— BEGIN Supplied records —

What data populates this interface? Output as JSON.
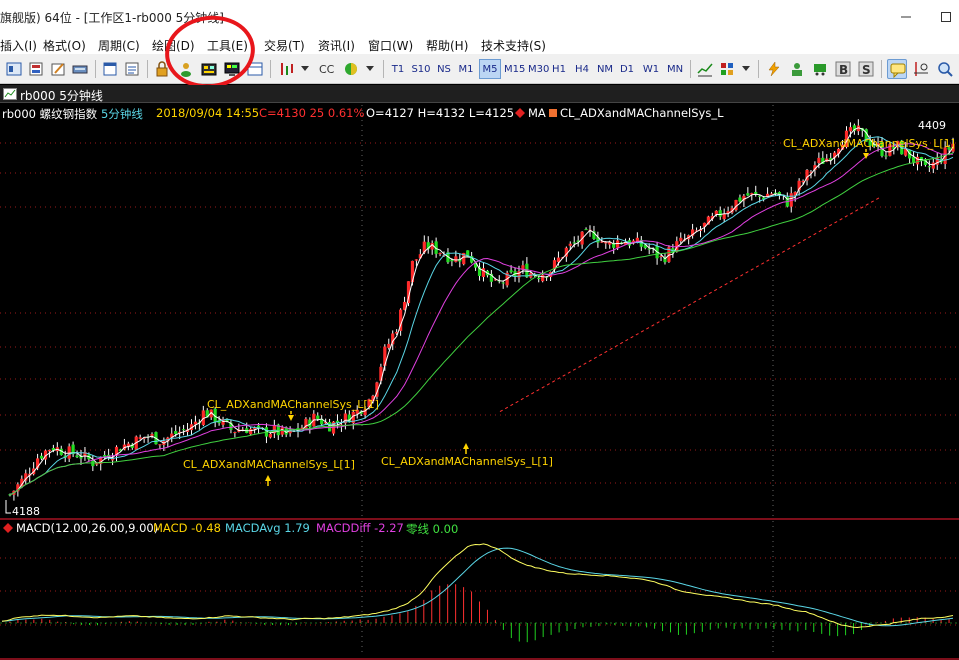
{
  "window": {
    "title": "旗舰版) 64位 - [工作区1-rb000 5分钟线]"
  },
  "menu": [
    {
      "label": "插入(I)"
    },
    {
      "label": "格式(O)"
    },
    {
      "label": "周期(C)"
    },
    {
      "label": "绘图(D)"
    },
    {
      "label": "工具(E)"
    },
    {
      "label": "交易(T)"
    },
    {
      "label": "资讯(I)"
    },
    {
      "label": "窗口(W)"
    },
    {
      "label": "帮助(H)"
    },
    {
      "label": "技术支持(S)"
    }
  ],
  "toolbar": {
    "cc_label": "CC",
    "periods": [
      "T1",
      "S10",
      "NS",
      "M1",
      "M5",
      "M15",
      "M30",
      "H1",
      "H4",
      "NM",
      "D1",
      "W1",
      "MN"
    ],
    "active_period": "M5"
  },
  "panel": {
    "title": "rb000 5分钟线"
  },
  "main_info": {
    "symbol": "rb000 螺纹钢指数",
    "period": "5分钟线",
    "datetime": "2018/09/04 14:55",
    "close": "C=4130 25 0.61%",
    "ohlc": "O=4127 H=4132 L=4125",
    "ma": "MA",
    "indicator": "CL_ADXandMAChannelSys_L"
  },
  "macd_info": {
    "name": "MACD(12.00,26.00,9.00)",
    "macd": "MACD -0.48",
    "avg": "MACDAvg 1.79",
    "diff": "MACDDiff -2.27",
    "zero": "零线 0.00"
  },
  "chart_data": {
    "type": "candlestick",
    "high_label": "4409",
    "low_label": "4188",
    "signal_label": "CL_ADXandMAChannelSys_L[1]",
    "signals": [
      {
        "index": 13,
        "position": "below"
      },
      {
        "index": 16,
        "position": "above"
      },
      {
        "index": 22,
        "position": "below"
      },
      {
        "index": 40,
        "position": "above"
      }
    ],
    "candles_shape": [
      0.02,
      0.08,
      0.16,
      0.2,
      0.18,
      0.17,
      0.14,
      0.17,
      0.2,
      0.22,
      0.24,
      0.22,
      0.25,
      0.27,
      0.33,
      0.3,
      0.26,
      0.27,
      0.25,
      0.26,
      0.24,
      0.27,
      0.31,
      0.28,
      0.3,
      0.33,
      0.38,
      0.55,
      0.66,
      0.88,
      0.95,
      0.93,
      0.9,
      0.92,
      0.85,
      0.8,
      0.83,
      0.86,
      0.84,
      0.86,
      0.93,
      0.97,
      1.0,
      0.95,
      0.97,
      0.96,
      0.94,
      0.9,
      0.95,
      0.98,
      1.02,
      1.06,
      1.1,
      1.14,
      1.13,
      1.15,
      1.11,
      1.18,
      1.25,
      1.28,
      1.35,
      1.38,
      1.34,
      1.3,
      1.32,
      1.28,
      1.23,
      1.27,
      1.33
    ],
    "macd_shape": [
      0.02,
      0.06,
      0.08,
      0.09,
      0.08,
      0.07,
      0.06,
      0.07,
      0.08,
      0.07,
      0.06,
      0.05,
      0.05,
      0.06,
      0.08,
      0.07,
      0.06,
      0.05,
      0.04,
      0.05,
      0.05,
      0.06,
      0.08,
      0.1,
      0.14,
      0.2,
      0.33,
      0.55,
      0.72,
      0.86,
      0.88,
      0.8,
      0.68,
      0.62,
      0.58,
      0.55,
      0.54,
      0.53,
      0.52,
      0.5,
      0.48,
      0.43,
      0.36,
      0.33,
      0.3,
      0.28,
      0.25,
      0.22,
      0.2,
      0.15,
      0.12,
      0.05,
      -0.02,
      -0.05,
      -0.03,
      -0.01,
      0.02,
      0.05,
      0.06,
      0.08
    ]
  }
}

— END Supplied records —

### What to work on
Reproduce all the records verbatim, excluding images.

### Task result
What data populates this interface? Output as JSON.
{
  "window": {
    "title": "旗舰版) 64位 - [工作区1-rb000 5分钟线]"
  },
  "menu": [
    {
      "label": "插入(I)"
    },
    {
      "label": "格式(O)"
    },
    {
      "label": "周期(C)"
    },
    {
      "label": "绘图(D)"
    },
    {
      "label": "工具(E)"
    },
    {
      "label": "交易(T)"
    },
    {
      "label": "资讯(I)"
    },
    {
      "label": "窗口(W)"
    },
    {
      "label": "帮助(H)"
    },
    {
      "label": "技术支持(S)"
    }
  ],
  "toolbar": {
    "cc_label": "CC",
    "periods": [
      "T1",
      "S10",
      "NS",
      "M1",
      "M5",
      "M15",
      "M30",
      "H1",
      "H4",
      "NM",
      "D1",
      "W1",
      "MN"
    ],
    "active_period": "M5"
  },
  "panel": {
    "title": "rb000 5分钟线"
  },
  "main_info": {
    "symbol": "rb000 螺纹钢指数",
    "period": "5分钟线",
    "datetime": "2018/09/04 14:55",
    "close": "C=4130 25 0.61%",
    "ohlc": "O=4127 H=4132 L=4125",
    "ma": "MA",
    "indicator": "CL_ADXandMAChannelSys_L"
  },
  "macd_info": {
    "name": "MACD(12.00,26.00,9.00)",
    "macd": "MACD -0.48",
    "avg": "MACDAvg 1.79",
    "diff": "MACDDiff -2.27",
    "zero": "零线 0.00"
  },
  "chart_data": {
    "type": "candlestick",
    "high_label": "4409",
    "low_label": "4188",
    "signal_label": "CL_ADXandMAChannelSys_L[1]",
    "signals": [
      {
        "index": 13,
        "position": "below"
      },
      {
        "index": 16,
        "position": "above"
      },
      {
        "index": 22,
        "position": "below"
      },
      {
        "index": 40,
        "position": "above"
      }
    ],
    "candles_shape": [
      0.02,
      0.08,
      0.16,
      0.2,
      0.18,
      0.17,
      0.14,
      0.17,
      0.2,
      0.22,
      0.24,
      0.22,
      0.25,
      0.27,
      0.33,
      0.3,
      0.26,
      0.27,
      0.25,
      0.26,
      0.24,
      0.27,
      0.31,
      0.28,
      0.3,
      0.33,
      0.38,
      0.55,
      0.66,
      0.88,
      0.95,
      0.93,
      0.9,
      0.92,
      0.85,
      0.8,
      0.83,
      0.86,
      0.84,
      0.86,
      0.93,
      0.97,
      1.0,
      0.95,
      0.97,
      0.96,
      0.94,
      0.9,
      0.95,
      0.98,
      1.02,
      1.06,
      1.1,
      1.14,
      1.13,
      1.15,
      1.11,
      1.18,
      1.25,
      1.28,
      1.35,
      1.38,
      1.34,
      1.3,
      1.32,
      1.28,
      1.23,
      1.27,
      1.33
    ],
    "macd_shape": [
      0.02,
      0.06,
      0.08,
      0.09,
      0.08,
      0.07,
      0.06,
      0.07,
      0.08,
      0.07,
      0.06,
      0.05,
      0.05,
      0.06,
      0.08,
      0.07,
      0.06,
      0.05,
      0.04,
      0.05,
      0.05,
      0.06,
      0.08,
      0.1,
      0.14,
      0.2,
      0.33,
      0.55,
      0.72,
      0.86,
      0.88,
      0.8,
      0.68,
      0.62,
      0.58,
      0.55,
      0.54,
      0.53,
      0.52,
      0.5,
      0.48,
      0.43,
      0.36,
      0.33,
      0.3,
      0.28,
      0.25,
      0.22,
      0.2,
      0.15,
      0.12,
      0.05,
      -0.02,
      -0.05,
      -0.03,
      -0.01,
      0.02,
      0.05,
      0.06,
      0.08
    ]
  }
}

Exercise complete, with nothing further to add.